WORK TO COMPLETE: Lines containing the word "ἁλύσεως" should be extracted in full.

RECORDS FOR THE TASK:
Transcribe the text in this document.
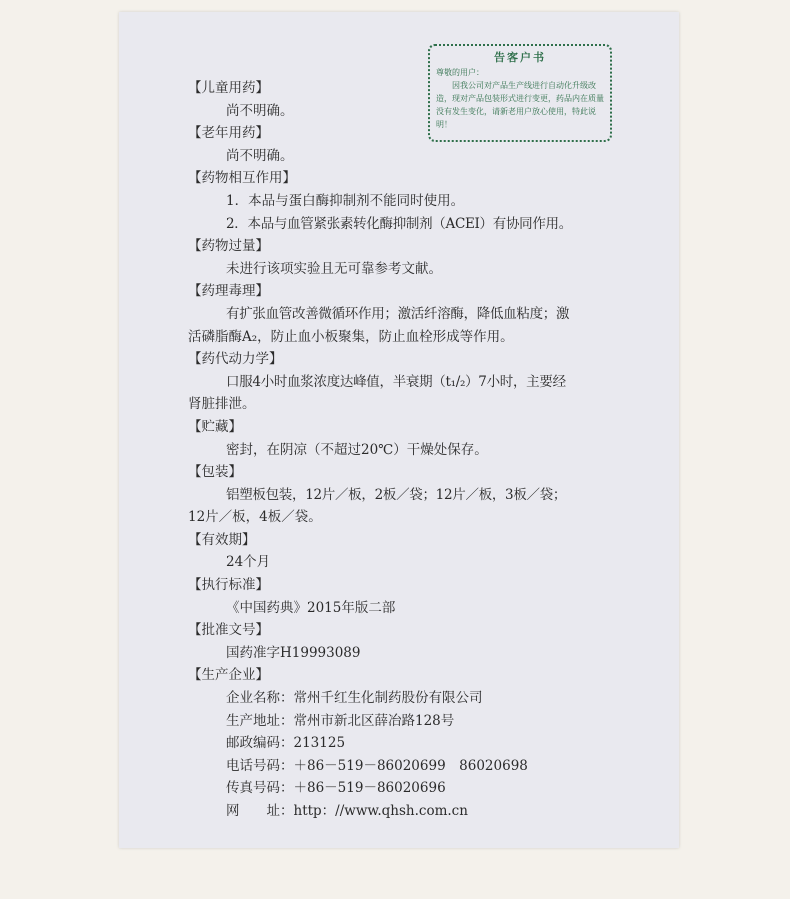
告客户书
尊敬的用户：
因我公司对产品生产线进行自动化升级改造，现对产品包装形式进行变更，药品内在质量没有发生变化，请新老用户放心使用，特此说明！
【儿童用药】
尚不明确。
【老年用药】
尚不明确。
【药物相互作用】
1．本品与蛋白酶抑制剂不能同时使用。
2．本品与血管紧张素转化酶抑制剂（ACEI）有协同作用。
【药物过量】
未进行该项实验且无可靠参考文献。
【药理毒理】
有扩张血管改善微循环作用；激活纤溶酶，降低血粘度；激
活磷脂酶A₂，防止血小板聚集，防止血栓形成等作用。
【药代动力学】
口服4小时血浆浓度达峰值，半衰期（t₁/₂）7小时，主要经
肾脏排泄。
【贮藏】
密封，在阴凉（不超过20℃）干燥处保存。
【包装】
铝塑板包装，12片／板，2板／袋；12片／板，3板／袋；
12片／板，4板／袋。
【有效期】
24个月
【执行标准】
《中国药典》2015年版二部
【批准文号】
国药准字H19993089
【生产企业】
企业名称：常州千红生化制药股份有限公司
生产地址：常州市新北区薛冶路128号
邮政编码：213125
电话号码：＋86－519－86020699　86020698
传真号码：＋86－519－86020696
网　　址：http：//www.qhsh.com.cn
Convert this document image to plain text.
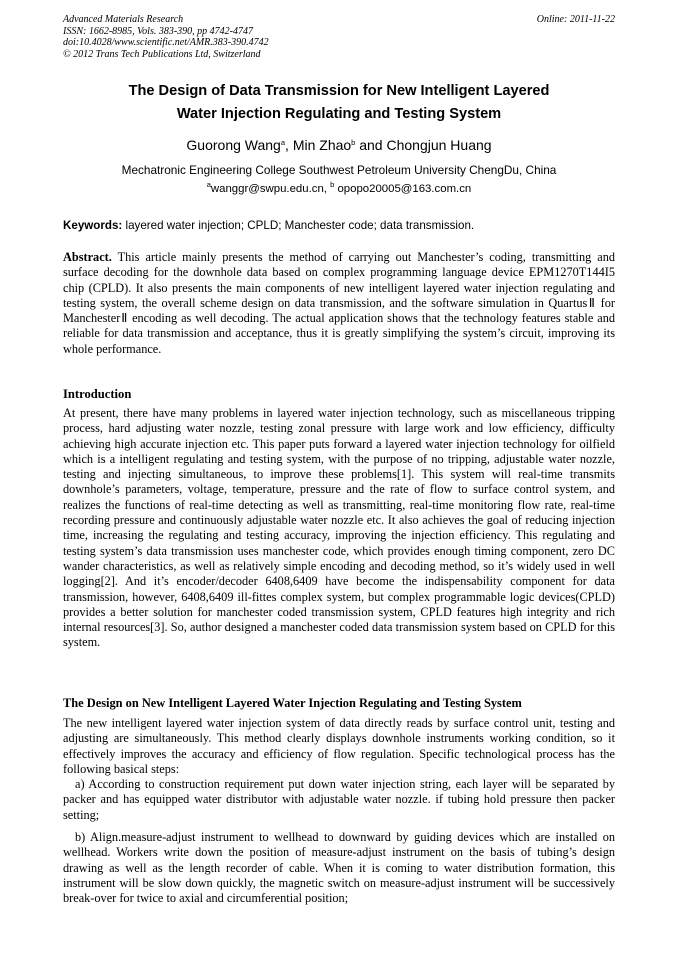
Advanced Materials Research
ISSN: 1662-8985, Vols. 383-390, pp 4742-4747
doi:10.4028/www.scientific.net/AMR.383-390.4742
© 2012 Trans Tech Publications Ltd, Switzerland
Online: 2011-11-22
The Design of Data Transmission for New Intelligent Layered
Water Injection Regulating and Testing System
Guorong Wang$^a$, Min Zhao$^b$ and Chongjun Huang
Mechatronic Engineering College Southwest Petroleum University ChengDu, China
$^a$wanggr@swpu.edu.cn, $^b$ opopo20005@163.com.cn
Keywords: layered water injection; CPLD; Manchester code; data transmission.

Abstract. This article mainly presents the method of carrying out Manchester’s coding, transmitting and surface decoding for the downhole data based on complex programming language device EPM1270T144I5 chip (CPLD). It also presents the main components of new intelligent layered water injection regulating and testing system, the overall scheme design on data transmission, and the software simulation in QuartusⅡ for ManchesterⅡ encoding as well decoding. The actual application shows that the technology features stable and reliable for data transmission and acceptance, thus it is greatly simplifying the system’s circuit, improving its whole performance.

Introduction

At present, there have many problems in layered water injection technology, such as miscellaneous tripping process, hard adjusting water nozzle, testing zonal pressure with large work and low efficiency, difficulty achieving high accurate injection etc. This paper puts forward a layered water injection technology for oilfield which is a intelligent regulating and testing system, with the purpose of no tripping, adjustable water nozzle, testing and injecting simultaneous, to improve these problems[1]. This system will real-time transmits downhole’s parameters, voltage, temperature, pressure and the rate of flow to surface control system, and realizes the functions of real-time detecting as well as transmitting, real-time monitoring flow rate, real-time recording pressure and continuously adjustable water nozzle etc. It also achieves the goal of reducing injection time, increasing the regulating and testing accuracy, improving the injection efficiency. This regulating and testing system’s data transmission uses manchester code, which provides enough timing component, zero DC wander characteristics, as well as relatively simple encoding and decoding method, so it’s widely used in well logging[2]. And it’s encoder/decoder 6408,6409 have become the indispensability component for data transmission, however, 6408,6409 ill-fittes complex system, but complex programmable logic devices(CPLD) provides a better solution for manchester coded transmission system, CPLD features high integrity and rich internal resources[3]. So, author designed a manchester coded data transmission system based on CPLD for this system.

The Design on New Intelligent Layered Water Injection Regulating and Testing System

The new intelligent layered water injection system of data directly reads by surface control unit, testing and adjusting are simultaneously. This method clearly displays downhole instruments working condition, so it effectively improves the accuracy and efficiency of flow regulation. Specific technological process has the following basical steps:

a) According to construction requirement put down water injection string, each layer will be separated by packer and has equipped water distributor with adjustable water nozzle. if tubing hold pressure then packer setting;

b) Align.measure-adjust instrument to wellhead to downward by guiding devices which are installed on wellhead. Workers write down the position of measure-adjust instrument on the basis of tubing’s design drawing as well as the length recorder of cable. When it is coming to water distribution formation, this instrument will be slow down quickly, the magnetic switch on measure-adjust instrument will be successively break-over for twice to axial and circumferential position;
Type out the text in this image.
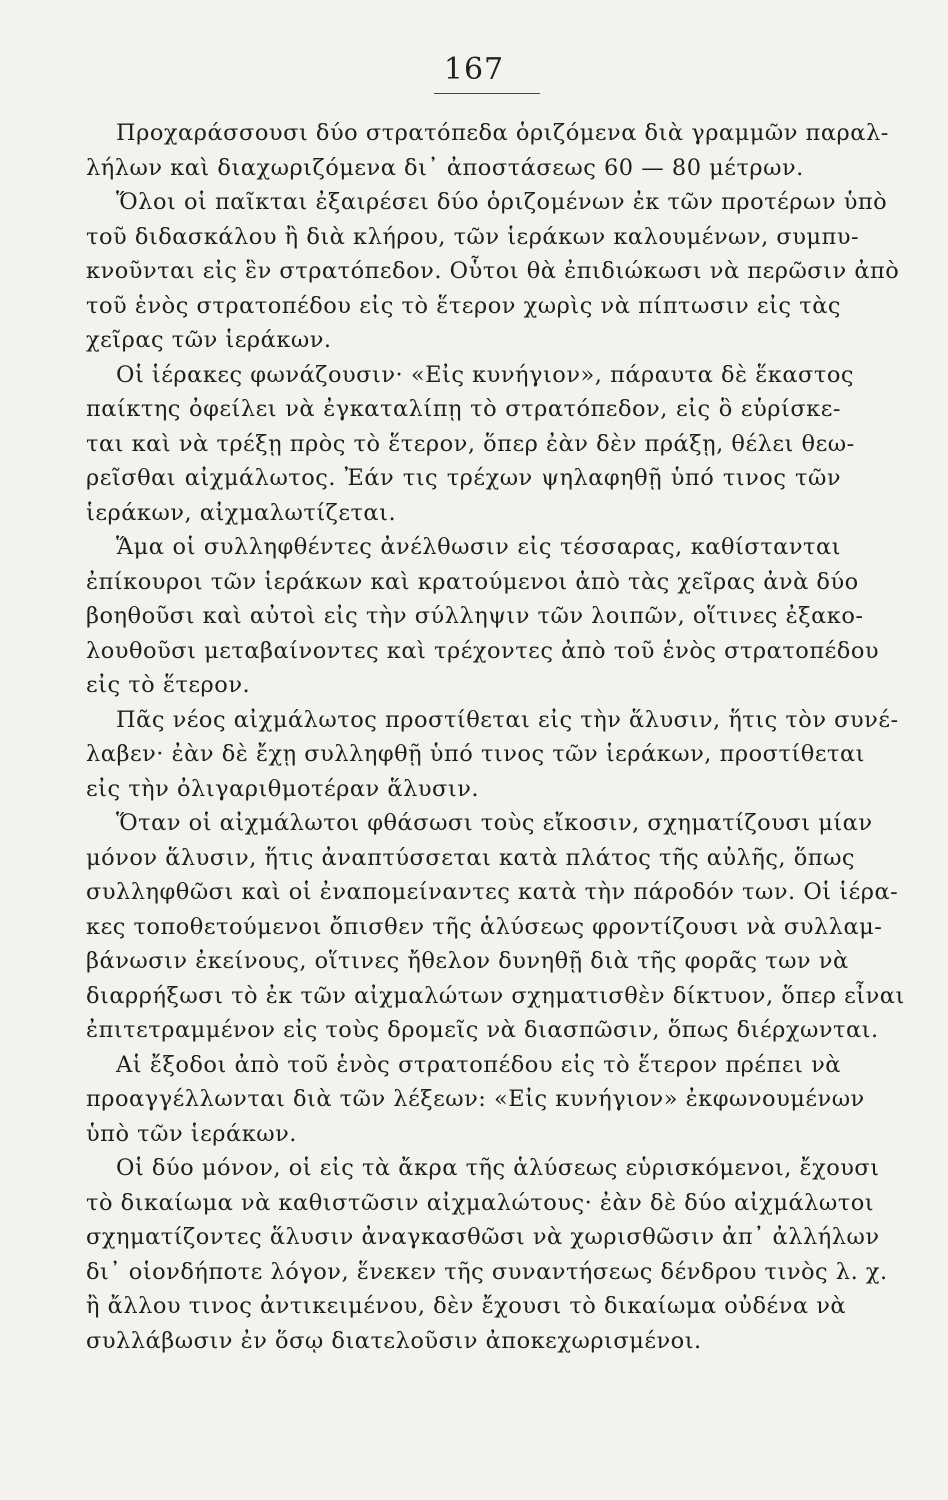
167
Προχαράσσουσι δύο στρατόπεδα ὁριζόμενα διὰ γραμμῶν παραλ-
λήλων καὶ διαχωριζόμενα δι᾽ ἀποστάσεως 60 — 80 μέτρων.
Ὅλοι οἱ παῖκται ἐξαιρέσει δύο ὁριζομένων ἐκ τῶν προτέρων ὑπὸ
τοῦ διδασκάλου ἢ διὰ κλήρου, τῶν ἱεράκων καλουμένων, συμπυ-
κνοῦνται εἰς ἓν στρατόπεδον. Οὗτοι θὰ ἐπιδιώκωσι νὰ περῶσιν ἀπὸ
τοῦ ἑνὸς στρατοπέδου εἰς τὸ ἕτερον χωρὶς νὰ πίπτωσιν εἰς τὰς
χεῖρας τῶν ἱεράκων.
Οἱ ἱέρακες φωνάζουσιν· «Εἰς κυνήγιον», πάραυτα δὲ ἕκαστος
παίκτης ὀφείλει νὰ ἐγκαταλίπῃ τὸ στρατόπεδον, εἰς ὃ εὑρίσκε-
ται καὶ νὰ τρέξῃ πρὸς τὸ ἕτερον, ὅπερ ἐὰν δὲν πράξῃ, θέλει θεω-
ρεῖσθαι αἰχμάλωτος. Ἐάν τις τρέχων ψηλαφηθῇ ὑπό τινος τῶν
ἱεράκων, αἰχμαλωτίζεται.
Ἅμα οἱ συλληφθέντες ἀνέλθωσιν εἰς τέσσαρας, καθίστανται
ἐπίκουροι τῶν ἱεράκων καὶ κρατούμενοι ἀπὸ τὰς χεῖρας ἀνὰ δύο
βοηθοῦσι καὶ αὐτοὶ εἰς τὴν σύλληψιν τῶν λοιπῶν, οἵτινες ἐξακο-
λουθοῦσι μεταβαίνοντες καὶ τρέχοντες ἀπὸ τοῦ ἑνὸς στρατοπέδου
εἰς τὸ ἕτερον.
Πᾶς νέος αἰχμάλωτος προστίθεται εἰς τὴν ἅλυσιν, ἥτις τὸν συνέ-
λαβεν· ἐὰν δὲ ἔχῃ συλληφθῇ ὑπό τινος τῶν ἱεράκων, προστίθεται
εἰς τὴν ὀλιγαριθμοτέραν ἅλυσιν.
Ὅταν οἱ αἰχμάλωτοι φθάσωσι τοὺς εἴκοσιν, σχηματίζουσι μίαν
μόνον ἅλυσιν, ἥτις ἀναπτύσσεται κατὰ πλάτος τῆς αὐλῆς, ὅπως
συλληφθῶσι καὶ οἱ ἐναπομείναντες κατὰ τὴν πάροδόν των. Οἱ ἱέρα-
κες τοποθετούμενοι ὄπισθεν τῆς ἁλύσεως φροντίζουσι νὰ συλλαμ-
βάνωσιν ἐκείνους, οἵτινες ἤθελον δυνηθῇ διὰ τῆς φορᾶς των νὰ
διαρρήξωσι τὸ ἐκ τῶν αἰχμαλώτων σχηματισθὲν δίκτυον, ὅπερ εἶναι
ἐπιτετραμμένον εἰς τοὺς δρομεῖς νὰ διασπῶσιν, ὅπως διέρχωνται.
Αἱ ἔξοδοι ἀπὸ τοῦ ἑνὸς στρατοπέδου εἰς τὸ ἕτερον πρέπει νὰ
προαγγέλλωνται διὰ τῶν λέξεων: «Εἰς κυνήγιον» ἐκφωνουμένων
ὑπὸ τῶν ἱεράκων.
Οἱ δύο μόνον, οἱ εἰς τὰ ἄκρα τῆς ἁλύσεως εὑρισκόμενοι, ἔχουσι
τὸ δικαίωμα νὰ καθιστῶσιν αἰχμαλώτους· ἐὰν δὲ δύο αἰχμάλωτοι
σχηματίζοντες ἅλυσιν ἀναγκασθῶσι νὰ χωρισθῶσιν ἀπ᾽ ἀλλήλων
δι᾽ οἱονδήποτε λόγον, ἕνεκεν τῆς συναντήσεως δένδρου τινὸς λ. χ.
ἢ ἄλλου τινος ἀντικειμένου, δὲν ἔχουσι τὸ δικαίωμα οὐδένα νὰ
συλλάβωσιν ἐν ὅσῳ διατελοῦσιν ἀποκεχωρισμένοι.
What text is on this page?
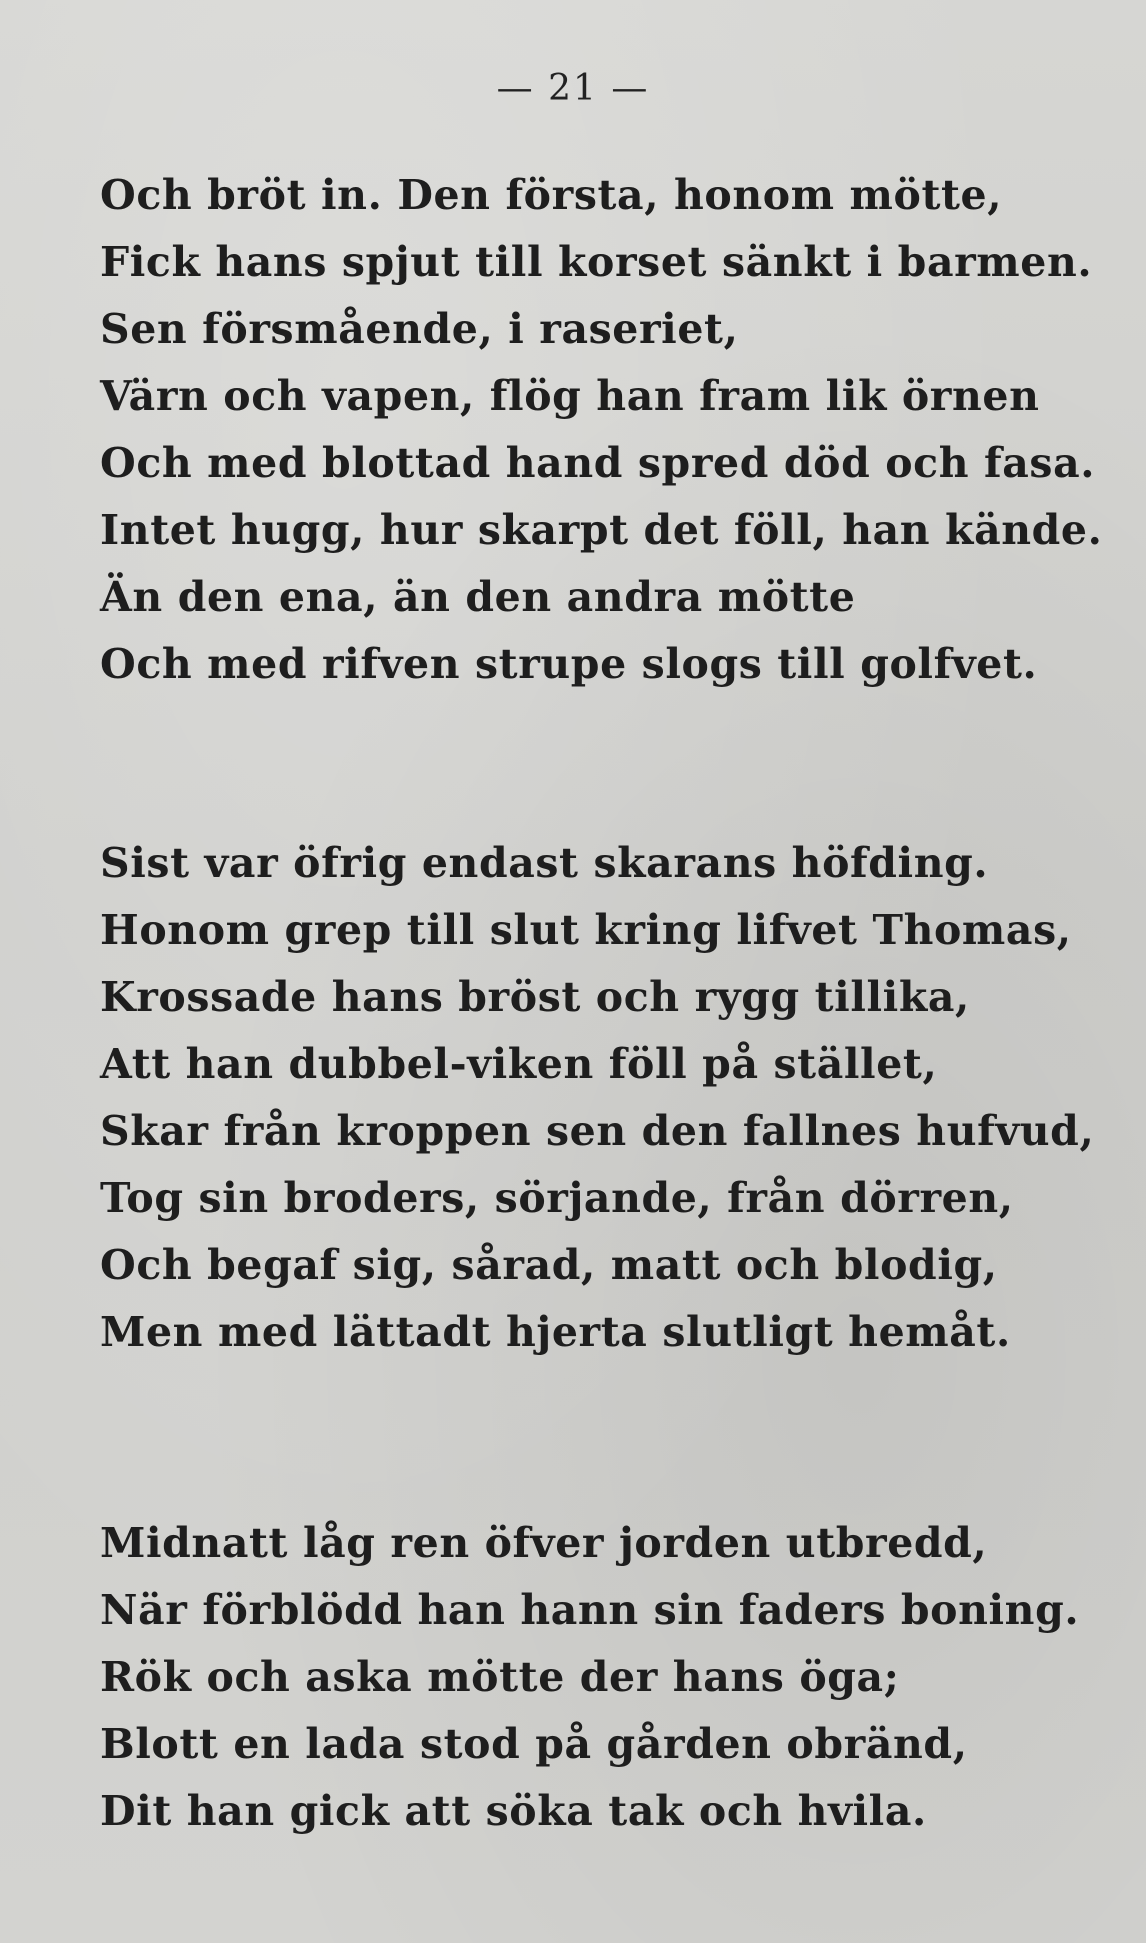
— 21 —
Och bröt in. Den första, honom mötte,
Fick hans spjut till korset sänkt i barmen.
Sen försmående, i raseriet,
Värn och vapen, flög han fram lik örnen
Och med blottad hand spred död och fasa.
Intet hugg, hur skarpt det föll, han kände.
Än den ena, än den andra mötte
Och med rifven strupe slogs till golfvet.
Sist var öfrig endast skarans höfding.
Honom grep till slut kring lifvet Thomas,
Krossade hans bröst och rygg tillika,
Att han dubbel-viken föll på stället,
Skar från kroppen sen den fallnes hufvud,
Tog sin broders, sörjande, från dörren,
Och begaf sig, sårad, matt och blodig,
Men med lättadt hjerta slutligt hemåt.
Midnatt låg ren öfver jorden utbredd,
När förblödd han hann sin faders boning.
Rök och aska mötte der hans öga;
Blott en lada stod på gården obränd,
Dit han gick att söka tak och hvila.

FINISHED ANSWER:
κες τοποθετούμενοι ὄπισθεν τῆς ἁλύσεως φροντίζουσι νὰ συλλαμ-
Οἱ δύο μόνον, οἱ εἰς τὰ ἄκρα τῆς ἁλύσεως εὑρισκόμενοι, ἔχουσι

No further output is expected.